* Problem: Retype all the entries word for word, but omit the pictures.
====
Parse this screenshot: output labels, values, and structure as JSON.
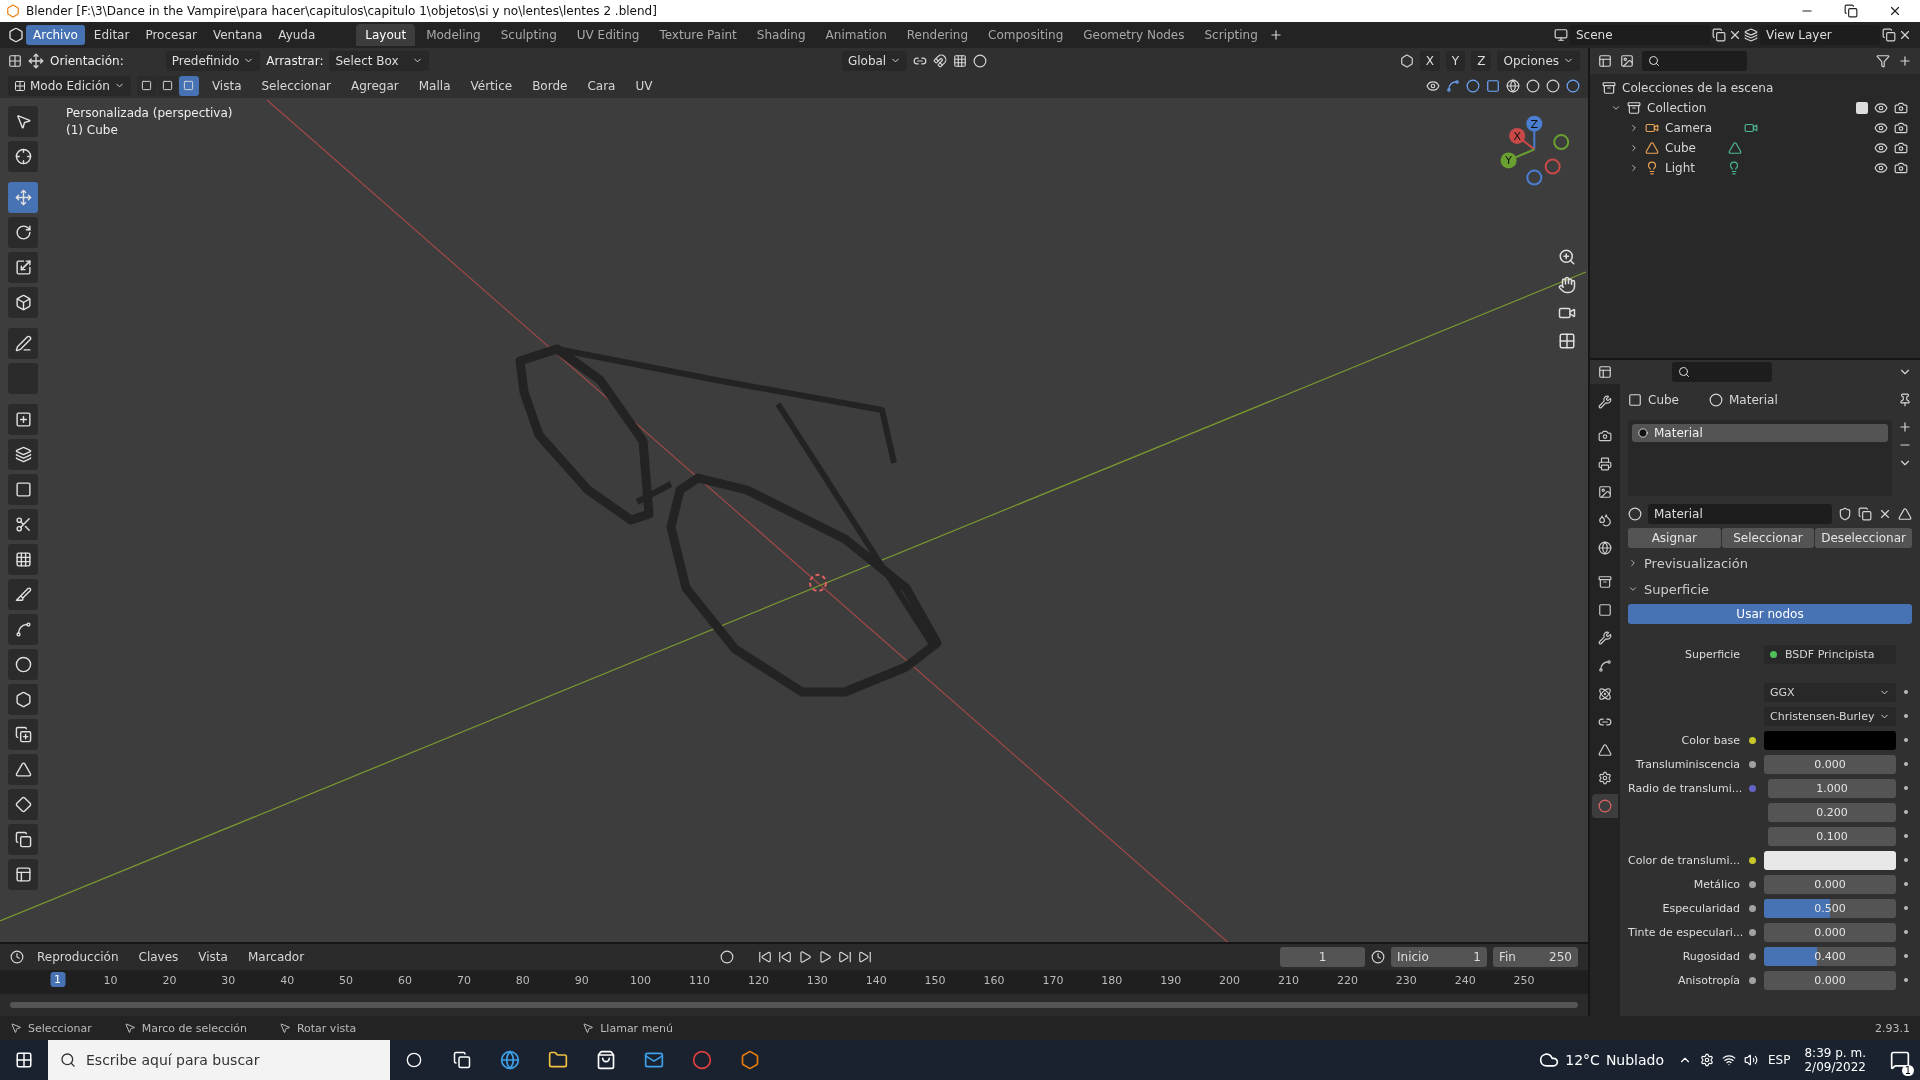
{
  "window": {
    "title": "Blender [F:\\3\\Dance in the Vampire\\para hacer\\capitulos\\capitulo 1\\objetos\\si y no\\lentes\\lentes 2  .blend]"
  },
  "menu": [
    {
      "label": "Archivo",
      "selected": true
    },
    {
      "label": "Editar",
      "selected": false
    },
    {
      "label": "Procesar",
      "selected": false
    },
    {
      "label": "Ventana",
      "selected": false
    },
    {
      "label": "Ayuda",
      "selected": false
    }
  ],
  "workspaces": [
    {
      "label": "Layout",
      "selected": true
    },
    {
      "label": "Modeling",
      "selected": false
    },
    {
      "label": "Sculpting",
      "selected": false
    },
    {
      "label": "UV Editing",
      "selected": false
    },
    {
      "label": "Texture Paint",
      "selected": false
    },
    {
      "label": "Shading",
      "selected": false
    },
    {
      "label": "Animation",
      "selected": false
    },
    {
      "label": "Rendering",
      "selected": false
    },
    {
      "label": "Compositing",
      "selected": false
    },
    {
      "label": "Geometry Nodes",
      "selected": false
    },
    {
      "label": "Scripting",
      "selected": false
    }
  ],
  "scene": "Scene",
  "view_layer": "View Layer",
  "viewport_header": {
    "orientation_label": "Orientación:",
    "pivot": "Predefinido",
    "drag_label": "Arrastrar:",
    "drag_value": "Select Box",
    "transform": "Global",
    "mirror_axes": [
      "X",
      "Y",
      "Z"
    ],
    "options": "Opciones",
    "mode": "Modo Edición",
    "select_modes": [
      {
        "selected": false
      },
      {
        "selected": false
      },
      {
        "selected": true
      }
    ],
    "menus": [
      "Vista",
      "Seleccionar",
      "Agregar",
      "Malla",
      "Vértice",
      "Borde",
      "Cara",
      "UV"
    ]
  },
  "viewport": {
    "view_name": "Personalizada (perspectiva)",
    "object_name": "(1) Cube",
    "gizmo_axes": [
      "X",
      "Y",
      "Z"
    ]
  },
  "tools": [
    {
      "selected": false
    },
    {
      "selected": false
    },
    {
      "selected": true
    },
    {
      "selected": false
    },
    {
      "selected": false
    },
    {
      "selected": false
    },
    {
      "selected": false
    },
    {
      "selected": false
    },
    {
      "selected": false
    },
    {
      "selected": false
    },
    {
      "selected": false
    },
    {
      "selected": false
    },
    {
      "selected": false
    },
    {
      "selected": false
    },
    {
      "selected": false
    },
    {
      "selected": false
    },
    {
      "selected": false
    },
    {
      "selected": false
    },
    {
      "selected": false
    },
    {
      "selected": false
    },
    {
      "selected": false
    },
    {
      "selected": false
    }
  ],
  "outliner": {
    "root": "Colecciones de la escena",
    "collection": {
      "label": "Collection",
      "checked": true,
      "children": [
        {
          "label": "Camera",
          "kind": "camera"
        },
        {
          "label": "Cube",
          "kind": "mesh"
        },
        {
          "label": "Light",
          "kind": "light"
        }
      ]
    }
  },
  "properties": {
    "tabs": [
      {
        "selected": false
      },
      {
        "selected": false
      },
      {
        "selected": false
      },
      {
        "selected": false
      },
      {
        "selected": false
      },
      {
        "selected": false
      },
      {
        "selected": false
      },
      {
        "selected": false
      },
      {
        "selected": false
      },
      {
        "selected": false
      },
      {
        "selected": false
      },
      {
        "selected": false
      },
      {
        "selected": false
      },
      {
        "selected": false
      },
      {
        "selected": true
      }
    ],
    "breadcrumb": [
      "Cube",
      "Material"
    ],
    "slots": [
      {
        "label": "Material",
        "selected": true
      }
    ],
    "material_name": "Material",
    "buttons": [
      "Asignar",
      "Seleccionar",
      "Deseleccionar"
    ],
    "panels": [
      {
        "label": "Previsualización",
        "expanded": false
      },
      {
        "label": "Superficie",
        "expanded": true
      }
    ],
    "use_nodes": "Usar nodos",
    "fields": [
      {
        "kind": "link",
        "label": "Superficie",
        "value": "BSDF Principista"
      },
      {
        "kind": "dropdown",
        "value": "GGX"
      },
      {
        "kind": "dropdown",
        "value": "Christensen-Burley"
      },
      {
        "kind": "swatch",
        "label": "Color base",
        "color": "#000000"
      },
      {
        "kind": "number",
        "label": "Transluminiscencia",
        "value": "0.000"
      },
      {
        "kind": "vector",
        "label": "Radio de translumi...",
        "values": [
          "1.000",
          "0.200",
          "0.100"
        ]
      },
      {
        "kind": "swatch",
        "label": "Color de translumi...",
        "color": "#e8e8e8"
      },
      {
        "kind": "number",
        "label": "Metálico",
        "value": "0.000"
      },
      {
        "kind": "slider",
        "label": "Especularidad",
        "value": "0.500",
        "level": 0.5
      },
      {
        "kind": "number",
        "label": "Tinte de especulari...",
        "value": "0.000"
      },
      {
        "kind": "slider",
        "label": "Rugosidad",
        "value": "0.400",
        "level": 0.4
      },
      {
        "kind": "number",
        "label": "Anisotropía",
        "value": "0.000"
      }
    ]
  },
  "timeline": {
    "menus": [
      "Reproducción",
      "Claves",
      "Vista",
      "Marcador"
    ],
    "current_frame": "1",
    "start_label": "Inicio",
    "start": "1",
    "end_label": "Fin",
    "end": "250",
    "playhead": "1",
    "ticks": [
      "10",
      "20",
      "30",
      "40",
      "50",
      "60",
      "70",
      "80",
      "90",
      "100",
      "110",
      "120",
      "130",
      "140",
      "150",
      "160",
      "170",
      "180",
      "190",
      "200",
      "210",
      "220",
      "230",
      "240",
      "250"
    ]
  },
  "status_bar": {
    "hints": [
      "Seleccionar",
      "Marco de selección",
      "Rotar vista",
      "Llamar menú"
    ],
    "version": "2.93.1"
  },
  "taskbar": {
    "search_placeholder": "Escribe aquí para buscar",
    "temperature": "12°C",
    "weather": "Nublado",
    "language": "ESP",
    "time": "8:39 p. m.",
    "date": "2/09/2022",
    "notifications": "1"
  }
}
====
* Written answer:
Parse this screenshot: output labels, values, and structure as JSON.
{
  "window": {
    "title": "Blender [F:\\3\\Dance in the Vampire\\para hacer\\capitulos\\capitulo 1\\objetos\\si y no\\lentes\\lentes 2  .blend]"
  },
  "menu": [
    {
      "label": "Archivo",
      "selected": true
    },
    {
      "label": "Editar",
      "selected": false
    },
    {
      "label": "Procesar",
      "selected": false
    },
    {
      "label": "Ventana",
      "selected": false
    },
    {
      "label": "Ayuda",
      "selected": false
    }
  ],
  "workspaces": [
    {
      "label": "Layout",
      "selected": true
    },
    {
      "label": "Modeling",
      "selected": false
    },
    {
      "label": "Sculpting",
      "selected": false
    },
    {
      "label": "UV Editing",
      "selected": false
    },
    {
      "label": "Texture Paint",
      "selected": false
    },
    {
      "label": "Shading",
      "selected": false
    },
    {
      "label": "Animation",
      "selected": false
    },
    {
      "label": "Rendering",
      "selected": false
    },
    {
      "label": "Compositing",
      "selected": false
    },
    {
      "label": "Geometry Nodes",
      "selected": false
    },
    {
      "label": "Scripting",
      "selected": false
    }
  ],
  "scene": "Scene",
  "view_layer": "View Layer",
  "viewport_header": {
    "orientation_label": "Orientación:",
    "pivot": "Predefinido",
    "drag_label": "Arrastrar:",
    "drag_value": "Select Box",
    "transform": "Global",
    "mirror_axes": [
      "X",
      "Y",
      "Z"
    ],
    "options": "Opciones",
    "mode": "Modo Edición",
    "select_modes": [
      {
        "selected": false
      },
      {
        "selected": false
      },
      {
        "selected": true
      }
    ],
    "menus": [
      "Vista",
      "Seleccionar",
      "Agregar",
      "Malla",
      "Vértice",
      "Borde",
      "Cara",
      "UV"
    ]
  },
  "viewport": {
    "view_name": "Personalizada (perspectiva)",
    "object_name": "(1) Cube",
    "gizmo_axes": [
      "X",
      "Y",
      "Z"
    ]
  },
  "tools": [
    {
      "selected": false
    },
    {
      "selected": false
    },
    {
      "selected": true
    },
    {
      "selected": false
    },
    {
      "selected": false
    },
    {
      "selected": false
    },
    {
      "selected": false
    },
    {
      "selected": false
    },
    {
      "selected": false
    },
    {
      "selected": false
    },
    {
      "selected": false
    },
    {
      "selected": false
    },
    {
      "selected": false
    },
    {
      "selected": false
    },
    {
      "selected": false
    },
    {
      "selected": false
    },
    {
      "selected": false
    },
    {
      "selected": false
    },
    {
      "selected": false
    },
    {
      "selected": false
    },
    {
      "selected": false
    },
    {
      "selected": false
    }
  ],
  "outliner": {
    "root": "Colecciones de la escena",
    "collection": {
      "label": "Collection",
      "checked": true,
      "children": [
        {
          "label": "Camera",
          "kind": "camera"
        },
        {
          "label": "Cube",
          "kind": "mesh"
        },
        {
          "label": "Light",
          "kind": "light"
        }
      ]
    }
  },
  "properties": {
    "tabs": [
      {
        "selected": false
      },
      {
        "selected": false
      },
      {
        "selected": false
      },
      {
        "selected": false
      },
      {
        "selected": false
      },
      {
        "selected": false
      },
      {
        "selected": false
      },
      {
        "selected": false
      },
      {
        "selected": false
      },
      {
        "selected": false
      },
      {
        "selected": false
      },
      {
        "selected": false
      },
      {
        "selected": false
      },
      {
        "selected": false
      },
      {
        "selected": true
      }
    ],
    "breadcrumb": [
      "Cube",
      "Material"
    ],
    "slots": [
      {
        "label": "Material",
        "selected": true
      }
    ],
    "material_name": "Material",
    "buttons": [
      "Asignar",
      "Seleccionar",
      "Deseleccionar"
    ],
    "panels": [
      {
        "label": "Previsualización",
        "expanded": false
      },
      {
        "label": "Superficie",
        "expanded": true
      }
    ],
    "use_nodes": "Usar nodos",
    "fields": [
      {
        "kind": "link",
        "label": "Superficie",
        "value": "BSDF Principista"
      },
      {
        "kind": "dropdown",
        "value": "GGX"
      },
      {
        "kind": "dropdown",
        "value": "Christensen-Burley"
      },
      {
        "kind": "swatch",
        "label": "Color base",
        "color": "#000000"
      },
      {
        "kind": "number",
        "label": "Transluminiscencia",
        "value": "0.000"
      },
      {
        "kind": "vector",
        "label": "Radio de translumi...",
        "values": [
          "1.000",
          "0.200",
          "0.100"
        ]
      },
      {
        "kind": "swatch",
        "label": "Color de translumi...",
        "color": "#e8e8e8"
      },
      {
        "kind": "number",
        "label": "Metálico",
        "value": "0.000"
      },
      {
        "kind": "slider",
        "label": "Especularidad",
        "value": "0.500",
        "level": 0.5
      },
      {
        "kind": "number",
        "label": "Tinte de especulari...",
        "value": "0.000"
      },
      {
        "kind": "slider",
        "label": "Rugosidad",
        "value": "0.400",
        "level": 0.4
      },
      {
        "kind": "number",
        "label": "Anisotropía",
        "value": "0.000"
      }
    ]
  },
  "timeline": {
    "menus": [
      "Reproducción",
      "Claves",
      "Vista",
      "Marcador"
    ],
    "current_frame": "1",
    "start_label": "Inicio",
    "start": "1",
    "end_label": "Fin",
    "end": "250",
    "playhead": "1",
    "ticks": [
      "10",
      "20",
      "30",
      "40",
      "50",
      "60",
      "70",
      "80",
      "90",
      "100",
      "110",
      "120",
      "130",
      "140",
      "150",
      "160",
      "170",
      "180",
      "190",
      "200",
      "210",
      "220",
      "230",
      "240",
      "250"
    ]
  },
  "status_bar": {
    "hints": [
      "Seleccionar",
      "Marco de selección",
      "Rotar vista",
      "Llamar menú"
    ],
    "version": "2.93.1"
  },
  "taskbar": {
    "search_placeholder": "Escribe aquí para buscar",
    "temperature": "12°C",
    "weather": "Nublado",
    "language": "ESP",
    "time": "8:39 p. m.",
    "date": "2/09/2022",
    "notifications": "1"
  }
}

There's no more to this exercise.